**EXERCISE DESCRIPTION**: Retype all of the data. Every line must match exactly.
┄┄┄┄┄┄┄┄┄┄┄┄┄┄┄┄┄┄┄┄
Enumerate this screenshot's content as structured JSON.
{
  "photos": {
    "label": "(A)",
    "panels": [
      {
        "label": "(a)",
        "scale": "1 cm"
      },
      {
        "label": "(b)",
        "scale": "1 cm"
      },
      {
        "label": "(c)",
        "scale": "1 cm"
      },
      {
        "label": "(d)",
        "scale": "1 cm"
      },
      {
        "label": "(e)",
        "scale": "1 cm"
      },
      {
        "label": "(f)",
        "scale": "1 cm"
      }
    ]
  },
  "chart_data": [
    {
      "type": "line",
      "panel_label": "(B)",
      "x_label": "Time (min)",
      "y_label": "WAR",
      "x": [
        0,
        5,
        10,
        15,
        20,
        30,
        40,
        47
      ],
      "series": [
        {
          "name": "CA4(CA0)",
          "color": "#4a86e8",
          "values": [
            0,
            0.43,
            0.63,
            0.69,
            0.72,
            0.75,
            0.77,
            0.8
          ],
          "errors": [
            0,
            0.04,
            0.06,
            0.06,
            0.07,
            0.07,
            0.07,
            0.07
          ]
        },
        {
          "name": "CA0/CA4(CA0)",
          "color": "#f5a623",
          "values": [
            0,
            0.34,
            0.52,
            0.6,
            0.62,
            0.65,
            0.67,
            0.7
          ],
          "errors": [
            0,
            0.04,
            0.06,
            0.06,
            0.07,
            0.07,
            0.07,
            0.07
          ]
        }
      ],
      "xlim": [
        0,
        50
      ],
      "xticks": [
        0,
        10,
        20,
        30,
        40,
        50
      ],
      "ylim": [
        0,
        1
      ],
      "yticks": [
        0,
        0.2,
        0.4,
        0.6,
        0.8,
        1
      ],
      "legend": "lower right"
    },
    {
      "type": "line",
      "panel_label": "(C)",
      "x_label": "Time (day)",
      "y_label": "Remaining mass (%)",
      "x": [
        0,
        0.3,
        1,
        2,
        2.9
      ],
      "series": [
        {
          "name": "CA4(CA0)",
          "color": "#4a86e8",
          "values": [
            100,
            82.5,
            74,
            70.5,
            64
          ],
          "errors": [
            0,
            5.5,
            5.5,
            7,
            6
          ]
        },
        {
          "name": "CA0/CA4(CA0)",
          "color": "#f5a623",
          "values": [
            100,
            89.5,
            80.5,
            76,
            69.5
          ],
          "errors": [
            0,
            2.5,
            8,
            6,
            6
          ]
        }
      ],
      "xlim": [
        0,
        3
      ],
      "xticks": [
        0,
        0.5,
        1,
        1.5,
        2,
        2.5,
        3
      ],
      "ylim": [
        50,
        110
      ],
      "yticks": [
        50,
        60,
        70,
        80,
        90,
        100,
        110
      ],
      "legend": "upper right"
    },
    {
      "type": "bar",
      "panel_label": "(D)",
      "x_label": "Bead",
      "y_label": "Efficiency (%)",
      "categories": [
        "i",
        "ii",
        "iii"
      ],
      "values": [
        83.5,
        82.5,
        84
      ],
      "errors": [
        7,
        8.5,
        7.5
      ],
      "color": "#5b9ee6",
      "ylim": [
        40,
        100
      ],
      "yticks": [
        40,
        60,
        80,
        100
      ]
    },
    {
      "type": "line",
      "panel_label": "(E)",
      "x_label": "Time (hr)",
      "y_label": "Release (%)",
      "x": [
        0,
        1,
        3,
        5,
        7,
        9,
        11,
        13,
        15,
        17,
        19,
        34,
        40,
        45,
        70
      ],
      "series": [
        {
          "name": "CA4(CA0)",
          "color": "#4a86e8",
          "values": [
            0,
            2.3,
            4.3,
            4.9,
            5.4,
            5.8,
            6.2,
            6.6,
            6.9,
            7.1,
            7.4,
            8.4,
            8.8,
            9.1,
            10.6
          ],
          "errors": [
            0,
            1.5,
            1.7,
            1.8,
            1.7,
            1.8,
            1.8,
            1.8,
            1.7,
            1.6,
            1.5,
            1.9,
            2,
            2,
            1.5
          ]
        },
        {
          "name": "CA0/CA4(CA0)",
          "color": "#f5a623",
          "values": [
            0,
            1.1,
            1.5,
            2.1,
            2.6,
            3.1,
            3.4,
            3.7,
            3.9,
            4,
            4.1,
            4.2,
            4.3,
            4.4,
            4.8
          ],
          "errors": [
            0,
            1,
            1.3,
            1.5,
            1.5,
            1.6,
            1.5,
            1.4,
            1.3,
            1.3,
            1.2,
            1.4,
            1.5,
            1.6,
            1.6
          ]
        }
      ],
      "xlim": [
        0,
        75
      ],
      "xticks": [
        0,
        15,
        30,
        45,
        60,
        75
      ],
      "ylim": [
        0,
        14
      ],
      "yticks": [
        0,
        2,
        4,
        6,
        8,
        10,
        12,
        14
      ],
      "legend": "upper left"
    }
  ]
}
┄┄┄┄┄┄┄┄┄┄┄┄┄┄┄┄┄┄┄┄
**ANSWER TO THE EXERCISE**:
Enumerate this screenshot's content as structured JSON.
{
  "photos": {
    "label": "(A)",
    "panels": [
      {
        "label": "(a)",
        "scale": "1 cm"
      },
      {
        "label": "(b)",
        "scale": "1 cm"
      },
      {
        "label": "(c)",
        "scale": "1 cm"
      },
      {
        "label": "(d)",
        "scale": "1 cm"
      },
      {
        "label": "(e)",
        "scale": "1 cm"
      },
      {
        "label": "(f)",
        "scale": "1 cm"
      }
    ]
  },
  "chart_data": [
    {
      "type": "line",
      "panel_label": "(B)",
      "x_label": "Time (min)",
      "y_label": "WAR",
      "x": [
        0,
        5,
        10,
        15,
        20,
        30,
        40,
        47
      ],
      "series": [
        {
          "name": "CA4(CA0)",
          "color": "#4a86e8",
          "values": [
            0,
            0.43,
            0.63,
            0.69,
            0.72,
            0.75,
            0.77,
            0.8
          ],
          "errors": [
            0,
            0.04,
            0.06,
            0.06,
            0.07,
            0.07,
            0.07,
            0.07
          ]
        },
        {
          "name": "CA0/CA4(CA0)",
          "color": "#f5a623",
          "values": [
            0,
            0.34,
            0.52,
            0.6,
            0.62,
            0.65,
            0.67,
            0.7
          ],
          "errors": [
            0,
            0.04,
            0.06,
            0.06,
            0.07,
            0.07,
            0.07,
            0.07
          ]
        }
      ],
      "xlim": [
        0,
        50
      ],
      "xticks": [
        0,
        10,
        20,
        30,
        40,
        50
      ],
      "ylim": [
        0,
        1
      ],
      "yticks": [
        0,
        0.2,
        0.4,
        0.6,
        0.8,
        1
      ],
      "legend": "lower right"
    },
    {
      "type": "line",
      "panel_label": "(C)",
      "x_label": "Time (day)",
      "y_label": "Remaining mass (%)",
      "x": [
        0,
        0.3,
        1,
        2,
        2.9
      ],
      "series": [
        {
          "name": "CA4(CA0)",
          "color": "#4a86e8",
          "values": [
            100,
            82.5,
            74,
            70.5,
            64
          ],
          "errors": [
            0,
            5.5,
            5.5,
            7,
            6
          ]
        },
        {
          "name": "CA0/CA4(CA0)",
          "color": "#f5a623",
          "values": [
            100,
            89.5,
            80.5,
            76,
            69.5
          ],
          "errors": [
            0,
            2.5,
            8,
            6,
            6
          ]
        }
      ],
      "xlim": [
        0,
        3
      ],
      "xticks": [
        0,
        0.5,
        1,
        1.5,
        2,
        2.5,
        3
      ],
      "ylim": [
        50,
        110
      ],
      "yticks": [
        50,
        60,
        70,
        80,
        90,
        100,
        110
      ],
      "legend": "upper right"
    },
    {
      "type": "bar",
      "panel_label": "(D)",
      "x_label": "Bead",
      "y_label": "Efficiency (%)",
      "categories": [
        "i",
        "ii",
        "iii"
      ],
      "values": [
        83.5,
        82.5,
        84
      ],
      "errors": [
        7,
        8.5,
        7.5
      ],
      "color": "#5b9ee6",
      "ylim": [
        40,
        100
      ],
      "yticks": [
        40,
        60,
        80,
        100
      ]
    },
    {
      "type": "line",
      "panel_label": "(E)",
      "x_label": "Time (hr)",
      "y_label": "Release (%)",
      "x": [
        0,
        1,
        3,
        5,
        7,
        9,
        11,
        13,
        15,
        17,
        19,
        34,
        40,
        45,
        70
      ],
      "series": [
        {
          "name": "CA4(CA0)",
          "color": "#4a86e8",
          "values": [
            0,
            2.3,
            4.3,
            4.9,
            5.4,
            5.8,
            6.2,
            6.6,
            6.9,
            7.1,
            7.4,
            8.4,
            8.8,
            9.1,
            10.6
          ],
          "errors": [
            0,
            1.5,
            1.7,
            1.8,
            1.7,
            1.8,
            1.8,
            1.8,
            1.7,
            1.6,
            1.5,
            1.9,
            2,
            2,
            1.5
          ]
        },
        {
          "name": "CA0/CA4(CA0)",
          "color": "#f5a623",
          "values": [
            0,
            1.1,
            1.5,
            2.1,
            2.6,
            3.1,
            3.4,
            3.7,
            3.9,
            4,
            4.1,
            4.2,
            4.3,
            4.4,
            4.8
          ],
          "errors": [
            0,
            1,
            1.3,
            1.5,
            1.5,
            1.6,
            1.5,
            1.4,
            1.3,
            1.3,
            1.2,
            1.4,
            1.5,
            1.6,
            1.6
          ]
        }
      ],
      "xlim": [
        0,
        75
      ],
      "xticks": [
        0,
        15,
        30,
        45,
        60,
        75
      ],
      "ylim": [
        0,
        14
      ],
      "yticks": [
        0,
        2,
        4,
        6,
        8,
        10,
        12,
        14
      ],
      "legend": "upper left"
    }
  ]
}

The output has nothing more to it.